__Problem description__. Make an exact copy of all the records.

__A block of data__.
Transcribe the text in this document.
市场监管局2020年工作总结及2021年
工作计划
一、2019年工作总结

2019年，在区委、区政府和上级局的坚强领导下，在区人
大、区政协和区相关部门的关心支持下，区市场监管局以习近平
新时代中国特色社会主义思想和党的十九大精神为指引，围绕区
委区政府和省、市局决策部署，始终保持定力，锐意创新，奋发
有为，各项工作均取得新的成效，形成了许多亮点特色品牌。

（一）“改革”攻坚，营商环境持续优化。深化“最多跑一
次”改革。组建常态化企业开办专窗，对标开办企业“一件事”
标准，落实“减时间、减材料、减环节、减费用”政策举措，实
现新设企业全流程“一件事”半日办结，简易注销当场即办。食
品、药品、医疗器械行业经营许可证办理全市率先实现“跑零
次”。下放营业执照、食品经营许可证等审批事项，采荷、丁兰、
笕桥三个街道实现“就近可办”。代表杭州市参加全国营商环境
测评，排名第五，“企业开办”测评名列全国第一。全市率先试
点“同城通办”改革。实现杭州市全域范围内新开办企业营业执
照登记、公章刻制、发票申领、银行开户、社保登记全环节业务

__Answer for this exercise__.
Transcribe the text in this document.
市场监管局2020年工作总结及2021年
工作计划
一、2019年工作总结

2019年，在区委、区政府和上级局的坚强领导下，在区人
大、区政协和区相关部门的关心支持下，区市场监管局以习近平
新时代中国特色社会主义思想和党的十九大精神为指引，围绕区
委区政府和省、市局决策部署，始终保持定力，锐意创新，奋发
有为，各项工作均取得新的成效，形成了许多亮点特色品牌。

（一）“改革”攻坚，营商环境持续优化。深化“最多跑一
次”改革。组建常态化企业开办专窗，对标开办企业“一件事”
标准，落实“减时间、减材料、减环节、减费用”政策举措，实
现新设企业全流程“一件事”半日办结，简易注销当场即办。食
品、药品、医疗器械行业经营许可证办理全市率先实现“跑零
次”。下放营业执照、食品经营许可证等审批事项，采荷、丁兰、
笕桥三个街道实现“就近可办”。代表杭州市参加全国营商环境
测评，排名第五，“企业开办”测评名列全国第一。全市率先试
点“同城通办”改革。实现杭州市全域范围内新开办企业营业执
照登记、公章刻制、发票申领、银行开户、社保登记全环节业务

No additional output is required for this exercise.